■ TASK
Look for "Państwa" in the listing below. Gather each line that contains it.

=======

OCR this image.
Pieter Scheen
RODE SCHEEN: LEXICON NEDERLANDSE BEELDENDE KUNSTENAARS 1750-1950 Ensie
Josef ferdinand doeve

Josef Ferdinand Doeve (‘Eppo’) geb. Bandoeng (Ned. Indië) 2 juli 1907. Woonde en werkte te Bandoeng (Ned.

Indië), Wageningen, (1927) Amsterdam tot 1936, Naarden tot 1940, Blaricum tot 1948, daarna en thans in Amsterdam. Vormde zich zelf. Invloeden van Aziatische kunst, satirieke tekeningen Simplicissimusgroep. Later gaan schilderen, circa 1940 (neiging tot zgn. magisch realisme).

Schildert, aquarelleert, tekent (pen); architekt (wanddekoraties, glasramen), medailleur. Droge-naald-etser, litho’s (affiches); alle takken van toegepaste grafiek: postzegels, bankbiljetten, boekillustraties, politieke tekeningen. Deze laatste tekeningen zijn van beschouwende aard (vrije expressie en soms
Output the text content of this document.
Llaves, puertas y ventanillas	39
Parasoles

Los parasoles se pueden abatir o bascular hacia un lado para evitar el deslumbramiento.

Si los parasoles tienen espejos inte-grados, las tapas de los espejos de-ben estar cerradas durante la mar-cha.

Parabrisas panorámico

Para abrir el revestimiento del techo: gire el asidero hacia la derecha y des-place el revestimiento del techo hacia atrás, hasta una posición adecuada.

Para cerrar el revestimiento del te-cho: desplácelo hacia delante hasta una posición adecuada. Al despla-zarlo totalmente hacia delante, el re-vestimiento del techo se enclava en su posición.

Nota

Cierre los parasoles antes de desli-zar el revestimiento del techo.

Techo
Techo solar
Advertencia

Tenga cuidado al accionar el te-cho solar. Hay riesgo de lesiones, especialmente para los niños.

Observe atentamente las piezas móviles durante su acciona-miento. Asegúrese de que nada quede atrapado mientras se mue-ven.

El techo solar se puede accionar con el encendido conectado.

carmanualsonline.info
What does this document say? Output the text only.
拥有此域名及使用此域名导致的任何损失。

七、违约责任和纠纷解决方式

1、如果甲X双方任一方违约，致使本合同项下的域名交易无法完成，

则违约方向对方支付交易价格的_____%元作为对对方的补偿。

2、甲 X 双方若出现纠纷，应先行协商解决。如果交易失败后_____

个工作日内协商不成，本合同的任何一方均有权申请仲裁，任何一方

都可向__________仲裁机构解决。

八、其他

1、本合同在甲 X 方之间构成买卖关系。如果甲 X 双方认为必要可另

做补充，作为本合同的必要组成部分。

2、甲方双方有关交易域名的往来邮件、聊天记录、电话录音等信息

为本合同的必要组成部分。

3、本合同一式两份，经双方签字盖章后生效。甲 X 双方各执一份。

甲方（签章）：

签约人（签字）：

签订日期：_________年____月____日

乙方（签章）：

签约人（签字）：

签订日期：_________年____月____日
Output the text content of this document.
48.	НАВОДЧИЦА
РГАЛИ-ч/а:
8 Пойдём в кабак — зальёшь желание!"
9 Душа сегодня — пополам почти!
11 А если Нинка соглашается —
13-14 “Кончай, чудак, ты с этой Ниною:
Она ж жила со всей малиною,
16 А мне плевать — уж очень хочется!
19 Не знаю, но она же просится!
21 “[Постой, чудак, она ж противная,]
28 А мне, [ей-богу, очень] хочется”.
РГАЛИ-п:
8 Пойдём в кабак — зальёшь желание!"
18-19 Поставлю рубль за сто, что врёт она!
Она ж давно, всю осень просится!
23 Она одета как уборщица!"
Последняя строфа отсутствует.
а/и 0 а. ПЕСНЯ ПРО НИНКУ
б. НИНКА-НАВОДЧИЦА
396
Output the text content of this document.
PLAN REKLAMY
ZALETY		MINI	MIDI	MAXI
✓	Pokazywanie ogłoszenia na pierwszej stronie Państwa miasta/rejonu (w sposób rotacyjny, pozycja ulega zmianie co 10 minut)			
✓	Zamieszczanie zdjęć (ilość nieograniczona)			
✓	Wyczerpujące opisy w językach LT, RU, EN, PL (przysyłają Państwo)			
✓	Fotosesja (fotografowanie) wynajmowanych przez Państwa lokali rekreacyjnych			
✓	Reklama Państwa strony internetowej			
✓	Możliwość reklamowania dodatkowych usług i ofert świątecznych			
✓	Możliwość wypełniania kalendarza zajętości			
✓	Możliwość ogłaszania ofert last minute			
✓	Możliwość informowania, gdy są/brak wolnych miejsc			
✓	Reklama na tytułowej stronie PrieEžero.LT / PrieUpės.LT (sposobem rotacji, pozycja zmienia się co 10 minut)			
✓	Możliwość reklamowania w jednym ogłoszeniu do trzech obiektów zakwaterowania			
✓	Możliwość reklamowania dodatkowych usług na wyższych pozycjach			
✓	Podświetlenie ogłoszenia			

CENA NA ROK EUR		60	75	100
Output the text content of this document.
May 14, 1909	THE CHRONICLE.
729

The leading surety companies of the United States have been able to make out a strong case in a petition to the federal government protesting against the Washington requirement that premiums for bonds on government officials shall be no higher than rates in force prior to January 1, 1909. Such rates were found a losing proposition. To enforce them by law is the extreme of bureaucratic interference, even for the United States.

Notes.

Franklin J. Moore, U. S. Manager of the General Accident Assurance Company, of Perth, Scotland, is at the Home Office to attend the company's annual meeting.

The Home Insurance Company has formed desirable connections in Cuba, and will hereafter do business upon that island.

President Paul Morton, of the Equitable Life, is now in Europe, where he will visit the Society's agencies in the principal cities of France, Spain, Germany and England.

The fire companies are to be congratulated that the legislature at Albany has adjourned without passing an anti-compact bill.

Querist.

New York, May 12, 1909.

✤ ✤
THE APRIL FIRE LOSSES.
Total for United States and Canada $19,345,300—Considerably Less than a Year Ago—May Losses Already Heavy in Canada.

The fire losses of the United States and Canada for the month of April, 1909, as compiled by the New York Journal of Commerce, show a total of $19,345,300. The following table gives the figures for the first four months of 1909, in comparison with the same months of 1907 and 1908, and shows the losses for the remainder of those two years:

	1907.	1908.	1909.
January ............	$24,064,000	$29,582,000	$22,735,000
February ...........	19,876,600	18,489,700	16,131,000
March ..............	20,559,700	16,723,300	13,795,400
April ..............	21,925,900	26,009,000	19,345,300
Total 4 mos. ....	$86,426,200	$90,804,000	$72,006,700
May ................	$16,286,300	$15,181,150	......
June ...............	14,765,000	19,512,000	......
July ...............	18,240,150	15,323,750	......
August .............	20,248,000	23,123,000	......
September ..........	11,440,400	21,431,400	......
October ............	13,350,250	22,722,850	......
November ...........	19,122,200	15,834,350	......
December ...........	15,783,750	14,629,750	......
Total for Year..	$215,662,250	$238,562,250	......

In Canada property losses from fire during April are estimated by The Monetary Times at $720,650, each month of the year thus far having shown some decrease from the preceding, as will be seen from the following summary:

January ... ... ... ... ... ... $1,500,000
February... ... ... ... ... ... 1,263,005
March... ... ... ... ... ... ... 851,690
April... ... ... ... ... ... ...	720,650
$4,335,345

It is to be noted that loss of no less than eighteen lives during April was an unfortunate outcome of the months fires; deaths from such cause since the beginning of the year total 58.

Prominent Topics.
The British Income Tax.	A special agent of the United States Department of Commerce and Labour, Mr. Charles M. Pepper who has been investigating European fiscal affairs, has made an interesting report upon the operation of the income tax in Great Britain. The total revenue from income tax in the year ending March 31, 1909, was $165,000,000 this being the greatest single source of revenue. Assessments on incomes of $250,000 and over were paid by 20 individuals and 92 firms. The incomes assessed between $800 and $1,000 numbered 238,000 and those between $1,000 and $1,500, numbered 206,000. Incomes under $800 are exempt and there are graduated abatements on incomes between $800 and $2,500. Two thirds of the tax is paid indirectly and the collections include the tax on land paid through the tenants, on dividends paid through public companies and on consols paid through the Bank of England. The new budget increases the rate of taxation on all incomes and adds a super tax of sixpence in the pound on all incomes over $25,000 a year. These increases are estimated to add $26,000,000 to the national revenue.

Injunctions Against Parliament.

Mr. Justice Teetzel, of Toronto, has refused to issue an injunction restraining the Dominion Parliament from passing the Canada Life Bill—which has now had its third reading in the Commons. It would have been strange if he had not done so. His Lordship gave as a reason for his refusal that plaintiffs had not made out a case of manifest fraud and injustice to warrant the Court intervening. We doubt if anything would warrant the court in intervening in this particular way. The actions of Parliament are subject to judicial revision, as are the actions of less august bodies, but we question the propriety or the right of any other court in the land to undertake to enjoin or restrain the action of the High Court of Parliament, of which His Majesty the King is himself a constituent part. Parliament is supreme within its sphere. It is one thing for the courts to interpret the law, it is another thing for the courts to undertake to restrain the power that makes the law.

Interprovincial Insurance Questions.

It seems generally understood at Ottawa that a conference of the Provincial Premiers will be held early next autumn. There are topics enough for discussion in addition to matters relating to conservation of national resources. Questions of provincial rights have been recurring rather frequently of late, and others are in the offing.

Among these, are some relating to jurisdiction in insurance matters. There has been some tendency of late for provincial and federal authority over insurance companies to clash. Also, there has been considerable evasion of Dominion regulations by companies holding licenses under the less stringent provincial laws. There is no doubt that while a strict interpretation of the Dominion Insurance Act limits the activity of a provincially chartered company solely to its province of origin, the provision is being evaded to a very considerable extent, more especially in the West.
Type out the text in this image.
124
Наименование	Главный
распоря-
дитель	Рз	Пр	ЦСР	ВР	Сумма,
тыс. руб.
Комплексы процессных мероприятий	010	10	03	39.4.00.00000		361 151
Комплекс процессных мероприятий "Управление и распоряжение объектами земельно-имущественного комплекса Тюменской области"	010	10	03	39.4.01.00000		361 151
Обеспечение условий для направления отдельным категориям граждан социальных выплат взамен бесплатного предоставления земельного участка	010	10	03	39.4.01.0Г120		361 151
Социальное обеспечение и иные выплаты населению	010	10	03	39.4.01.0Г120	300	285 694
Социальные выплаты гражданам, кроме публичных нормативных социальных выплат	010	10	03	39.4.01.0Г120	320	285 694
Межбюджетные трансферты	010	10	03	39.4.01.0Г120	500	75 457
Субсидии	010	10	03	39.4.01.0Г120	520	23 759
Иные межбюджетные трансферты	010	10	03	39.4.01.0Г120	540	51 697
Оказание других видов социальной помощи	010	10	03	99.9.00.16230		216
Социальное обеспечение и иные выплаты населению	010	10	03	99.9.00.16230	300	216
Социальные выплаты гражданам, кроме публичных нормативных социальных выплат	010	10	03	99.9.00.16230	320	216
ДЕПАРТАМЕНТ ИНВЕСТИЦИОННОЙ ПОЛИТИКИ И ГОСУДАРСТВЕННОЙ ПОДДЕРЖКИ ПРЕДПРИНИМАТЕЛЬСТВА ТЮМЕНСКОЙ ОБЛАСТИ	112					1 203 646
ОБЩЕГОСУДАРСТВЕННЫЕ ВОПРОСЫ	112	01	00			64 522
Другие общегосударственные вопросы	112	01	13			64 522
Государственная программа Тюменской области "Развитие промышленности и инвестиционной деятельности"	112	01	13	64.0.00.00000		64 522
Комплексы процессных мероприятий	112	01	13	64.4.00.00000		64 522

=======

■ SOLUTION TO THE EXERCISE
✓	Pokazywanie ogłoszenia na pierwszej stronie Państwa miasta/rejonu (w sposób rotacyjny, pozycja ulega zmianie co 10 minut)			
✓	Fotosesja (fotografowanie) wynajmowanych przez Państwa lokali rekreacyjnych			
✓	Reklama Państwa strony internetowej			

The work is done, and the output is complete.